__DIRECTION__
Your task is to tally the lines of the listing containing the word "management" and report the figure alone.

__Figure contents as structured data__
···
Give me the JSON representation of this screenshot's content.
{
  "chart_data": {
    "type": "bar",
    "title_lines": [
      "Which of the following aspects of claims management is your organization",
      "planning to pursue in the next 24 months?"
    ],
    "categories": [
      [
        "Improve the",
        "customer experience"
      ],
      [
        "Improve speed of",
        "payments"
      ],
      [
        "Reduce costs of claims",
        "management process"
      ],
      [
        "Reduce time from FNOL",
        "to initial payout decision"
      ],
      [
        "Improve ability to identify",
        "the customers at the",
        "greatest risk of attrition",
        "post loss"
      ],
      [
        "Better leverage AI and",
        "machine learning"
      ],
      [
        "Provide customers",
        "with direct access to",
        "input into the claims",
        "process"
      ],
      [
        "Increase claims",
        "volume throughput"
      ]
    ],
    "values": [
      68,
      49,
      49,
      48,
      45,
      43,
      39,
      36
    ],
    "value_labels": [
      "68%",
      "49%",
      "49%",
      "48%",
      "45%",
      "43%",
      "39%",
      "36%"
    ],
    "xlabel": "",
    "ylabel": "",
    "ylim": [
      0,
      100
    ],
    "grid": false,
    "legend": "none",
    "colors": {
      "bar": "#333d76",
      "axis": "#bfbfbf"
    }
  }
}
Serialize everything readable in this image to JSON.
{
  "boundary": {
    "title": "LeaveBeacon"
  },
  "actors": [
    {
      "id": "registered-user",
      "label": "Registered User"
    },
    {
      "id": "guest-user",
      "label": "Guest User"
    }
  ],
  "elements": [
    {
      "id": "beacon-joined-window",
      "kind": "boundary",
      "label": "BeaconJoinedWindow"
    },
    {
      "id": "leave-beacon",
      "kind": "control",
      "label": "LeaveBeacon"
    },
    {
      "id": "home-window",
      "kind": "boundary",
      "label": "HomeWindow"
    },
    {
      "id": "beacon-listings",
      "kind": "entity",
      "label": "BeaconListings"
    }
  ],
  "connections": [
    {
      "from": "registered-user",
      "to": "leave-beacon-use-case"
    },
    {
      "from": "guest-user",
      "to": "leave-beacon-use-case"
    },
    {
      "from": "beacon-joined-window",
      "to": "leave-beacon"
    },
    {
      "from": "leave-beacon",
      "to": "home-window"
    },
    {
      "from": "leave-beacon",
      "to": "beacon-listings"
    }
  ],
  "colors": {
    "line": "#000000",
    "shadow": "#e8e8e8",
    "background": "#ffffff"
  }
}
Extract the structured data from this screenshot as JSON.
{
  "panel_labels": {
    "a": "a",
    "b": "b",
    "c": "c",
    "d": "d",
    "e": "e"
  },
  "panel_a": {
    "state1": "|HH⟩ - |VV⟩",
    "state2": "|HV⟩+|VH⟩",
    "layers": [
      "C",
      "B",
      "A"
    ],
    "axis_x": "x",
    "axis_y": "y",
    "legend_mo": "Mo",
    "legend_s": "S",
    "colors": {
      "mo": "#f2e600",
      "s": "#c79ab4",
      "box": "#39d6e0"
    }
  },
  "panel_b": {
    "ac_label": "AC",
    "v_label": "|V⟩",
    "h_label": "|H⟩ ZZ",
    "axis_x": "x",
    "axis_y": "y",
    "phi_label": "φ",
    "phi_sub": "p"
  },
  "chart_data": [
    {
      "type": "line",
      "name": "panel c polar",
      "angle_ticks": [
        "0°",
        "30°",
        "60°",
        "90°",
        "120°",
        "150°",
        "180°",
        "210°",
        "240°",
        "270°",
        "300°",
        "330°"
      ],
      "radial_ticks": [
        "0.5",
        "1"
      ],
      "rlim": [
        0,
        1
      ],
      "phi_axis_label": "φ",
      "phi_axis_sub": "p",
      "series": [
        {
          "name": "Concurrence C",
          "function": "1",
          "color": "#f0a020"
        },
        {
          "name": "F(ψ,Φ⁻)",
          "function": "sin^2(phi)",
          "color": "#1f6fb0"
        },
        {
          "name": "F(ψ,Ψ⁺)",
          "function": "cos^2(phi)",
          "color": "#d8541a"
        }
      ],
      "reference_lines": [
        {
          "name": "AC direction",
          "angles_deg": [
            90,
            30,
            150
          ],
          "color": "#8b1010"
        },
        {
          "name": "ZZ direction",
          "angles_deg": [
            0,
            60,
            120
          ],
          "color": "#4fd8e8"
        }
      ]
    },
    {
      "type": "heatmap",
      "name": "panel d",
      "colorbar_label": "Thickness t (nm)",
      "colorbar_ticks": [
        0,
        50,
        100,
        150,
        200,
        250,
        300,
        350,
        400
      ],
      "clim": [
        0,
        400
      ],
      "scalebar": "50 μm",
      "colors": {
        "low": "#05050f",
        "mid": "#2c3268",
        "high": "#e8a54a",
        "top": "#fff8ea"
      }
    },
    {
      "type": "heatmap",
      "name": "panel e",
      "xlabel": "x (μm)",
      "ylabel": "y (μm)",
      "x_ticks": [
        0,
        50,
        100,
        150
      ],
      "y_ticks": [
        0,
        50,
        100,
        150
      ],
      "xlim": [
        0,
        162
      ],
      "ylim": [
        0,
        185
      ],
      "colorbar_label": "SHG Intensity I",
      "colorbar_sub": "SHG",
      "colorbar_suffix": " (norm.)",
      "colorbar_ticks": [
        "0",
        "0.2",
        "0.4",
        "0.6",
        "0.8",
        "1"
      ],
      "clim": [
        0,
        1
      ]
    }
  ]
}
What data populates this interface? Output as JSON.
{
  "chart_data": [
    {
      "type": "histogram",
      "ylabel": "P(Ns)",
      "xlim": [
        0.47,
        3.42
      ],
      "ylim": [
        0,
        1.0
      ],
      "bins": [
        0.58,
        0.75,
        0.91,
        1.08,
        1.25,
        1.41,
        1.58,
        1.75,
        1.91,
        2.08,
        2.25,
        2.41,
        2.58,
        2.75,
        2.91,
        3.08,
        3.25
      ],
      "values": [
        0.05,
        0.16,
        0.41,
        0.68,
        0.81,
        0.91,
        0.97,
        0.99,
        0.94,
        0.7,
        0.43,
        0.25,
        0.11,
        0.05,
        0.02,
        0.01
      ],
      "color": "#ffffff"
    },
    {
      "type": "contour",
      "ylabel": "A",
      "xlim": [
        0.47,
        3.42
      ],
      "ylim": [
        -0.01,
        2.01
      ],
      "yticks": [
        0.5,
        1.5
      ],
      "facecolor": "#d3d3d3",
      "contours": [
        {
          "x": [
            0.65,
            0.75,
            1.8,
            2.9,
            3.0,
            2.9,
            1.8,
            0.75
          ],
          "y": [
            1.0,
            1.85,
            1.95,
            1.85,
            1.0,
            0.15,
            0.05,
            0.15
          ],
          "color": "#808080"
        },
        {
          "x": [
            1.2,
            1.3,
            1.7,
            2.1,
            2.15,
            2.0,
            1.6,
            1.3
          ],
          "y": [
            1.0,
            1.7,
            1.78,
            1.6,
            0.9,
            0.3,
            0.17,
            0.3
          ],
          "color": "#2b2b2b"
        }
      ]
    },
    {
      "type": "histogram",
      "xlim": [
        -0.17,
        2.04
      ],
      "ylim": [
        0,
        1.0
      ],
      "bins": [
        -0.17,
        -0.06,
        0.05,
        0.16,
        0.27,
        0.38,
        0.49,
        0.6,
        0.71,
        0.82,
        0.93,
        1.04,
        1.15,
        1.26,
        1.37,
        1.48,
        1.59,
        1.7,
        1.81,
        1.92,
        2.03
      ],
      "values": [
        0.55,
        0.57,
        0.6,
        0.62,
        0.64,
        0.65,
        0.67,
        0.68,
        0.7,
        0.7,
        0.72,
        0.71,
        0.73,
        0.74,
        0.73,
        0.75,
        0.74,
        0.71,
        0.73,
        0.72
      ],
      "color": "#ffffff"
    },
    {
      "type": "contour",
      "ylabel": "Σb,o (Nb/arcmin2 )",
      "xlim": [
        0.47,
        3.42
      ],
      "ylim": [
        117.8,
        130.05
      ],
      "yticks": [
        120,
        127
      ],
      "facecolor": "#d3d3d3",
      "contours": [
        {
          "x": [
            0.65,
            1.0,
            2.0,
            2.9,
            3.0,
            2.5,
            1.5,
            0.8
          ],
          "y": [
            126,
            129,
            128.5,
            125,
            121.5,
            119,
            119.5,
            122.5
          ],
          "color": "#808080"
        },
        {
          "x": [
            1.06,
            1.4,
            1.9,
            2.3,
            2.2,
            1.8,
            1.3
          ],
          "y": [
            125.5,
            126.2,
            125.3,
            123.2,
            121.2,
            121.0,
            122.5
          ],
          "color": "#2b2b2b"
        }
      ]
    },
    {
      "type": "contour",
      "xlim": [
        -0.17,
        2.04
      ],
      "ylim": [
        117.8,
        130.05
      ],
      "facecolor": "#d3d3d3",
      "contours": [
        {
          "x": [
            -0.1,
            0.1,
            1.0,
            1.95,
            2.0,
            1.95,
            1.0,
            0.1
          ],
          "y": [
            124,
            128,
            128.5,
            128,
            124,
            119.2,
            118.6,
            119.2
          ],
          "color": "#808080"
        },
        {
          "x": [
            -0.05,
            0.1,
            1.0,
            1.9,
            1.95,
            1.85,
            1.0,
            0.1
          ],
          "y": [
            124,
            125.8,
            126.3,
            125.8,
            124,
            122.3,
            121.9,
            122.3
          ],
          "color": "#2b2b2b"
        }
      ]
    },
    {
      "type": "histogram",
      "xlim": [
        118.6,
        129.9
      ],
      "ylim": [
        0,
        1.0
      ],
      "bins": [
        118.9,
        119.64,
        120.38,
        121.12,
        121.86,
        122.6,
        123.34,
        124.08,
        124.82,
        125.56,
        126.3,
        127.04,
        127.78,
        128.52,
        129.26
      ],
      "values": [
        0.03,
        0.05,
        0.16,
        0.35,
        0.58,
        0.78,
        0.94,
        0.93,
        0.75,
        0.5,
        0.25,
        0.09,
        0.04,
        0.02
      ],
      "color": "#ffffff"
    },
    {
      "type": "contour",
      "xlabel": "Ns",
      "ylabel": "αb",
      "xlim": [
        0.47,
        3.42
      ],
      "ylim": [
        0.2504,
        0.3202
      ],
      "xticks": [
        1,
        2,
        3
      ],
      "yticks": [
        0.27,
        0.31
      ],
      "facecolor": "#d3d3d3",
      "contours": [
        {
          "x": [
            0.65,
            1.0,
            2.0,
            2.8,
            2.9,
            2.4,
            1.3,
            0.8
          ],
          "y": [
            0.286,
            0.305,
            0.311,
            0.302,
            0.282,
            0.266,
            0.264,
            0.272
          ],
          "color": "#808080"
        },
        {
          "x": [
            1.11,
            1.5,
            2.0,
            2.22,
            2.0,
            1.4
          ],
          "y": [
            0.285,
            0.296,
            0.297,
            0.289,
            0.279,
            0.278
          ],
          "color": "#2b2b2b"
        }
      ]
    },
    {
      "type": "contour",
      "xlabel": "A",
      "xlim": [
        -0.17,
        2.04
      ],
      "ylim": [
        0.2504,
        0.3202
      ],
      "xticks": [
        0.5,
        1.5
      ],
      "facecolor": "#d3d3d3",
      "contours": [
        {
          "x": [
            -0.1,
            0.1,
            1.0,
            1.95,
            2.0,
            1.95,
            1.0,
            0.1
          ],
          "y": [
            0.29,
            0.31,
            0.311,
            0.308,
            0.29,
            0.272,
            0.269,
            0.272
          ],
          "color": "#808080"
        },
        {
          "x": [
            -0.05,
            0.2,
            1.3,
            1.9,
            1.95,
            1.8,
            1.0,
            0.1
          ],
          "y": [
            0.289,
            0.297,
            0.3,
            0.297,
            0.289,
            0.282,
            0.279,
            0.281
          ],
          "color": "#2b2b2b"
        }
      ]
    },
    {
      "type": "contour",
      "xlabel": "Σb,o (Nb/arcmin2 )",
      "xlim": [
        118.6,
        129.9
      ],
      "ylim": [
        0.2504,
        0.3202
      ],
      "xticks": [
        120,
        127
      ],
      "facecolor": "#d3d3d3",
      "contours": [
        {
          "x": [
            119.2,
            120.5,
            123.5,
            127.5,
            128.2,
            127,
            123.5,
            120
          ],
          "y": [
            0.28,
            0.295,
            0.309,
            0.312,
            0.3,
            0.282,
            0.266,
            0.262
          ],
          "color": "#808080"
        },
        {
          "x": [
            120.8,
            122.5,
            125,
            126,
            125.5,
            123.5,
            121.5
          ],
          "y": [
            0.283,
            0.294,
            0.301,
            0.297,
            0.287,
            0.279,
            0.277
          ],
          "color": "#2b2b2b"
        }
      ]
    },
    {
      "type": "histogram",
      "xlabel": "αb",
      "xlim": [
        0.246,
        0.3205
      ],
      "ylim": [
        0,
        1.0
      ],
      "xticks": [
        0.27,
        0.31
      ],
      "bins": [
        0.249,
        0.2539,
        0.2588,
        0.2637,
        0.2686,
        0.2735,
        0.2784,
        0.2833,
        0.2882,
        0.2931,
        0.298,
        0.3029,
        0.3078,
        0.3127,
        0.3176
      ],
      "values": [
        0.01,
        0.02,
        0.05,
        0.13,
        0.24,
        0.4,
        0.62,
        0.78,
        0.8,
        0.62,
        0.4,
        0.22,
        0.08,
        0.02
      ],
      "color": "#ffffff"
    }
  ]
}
···
__RESPONSE__
2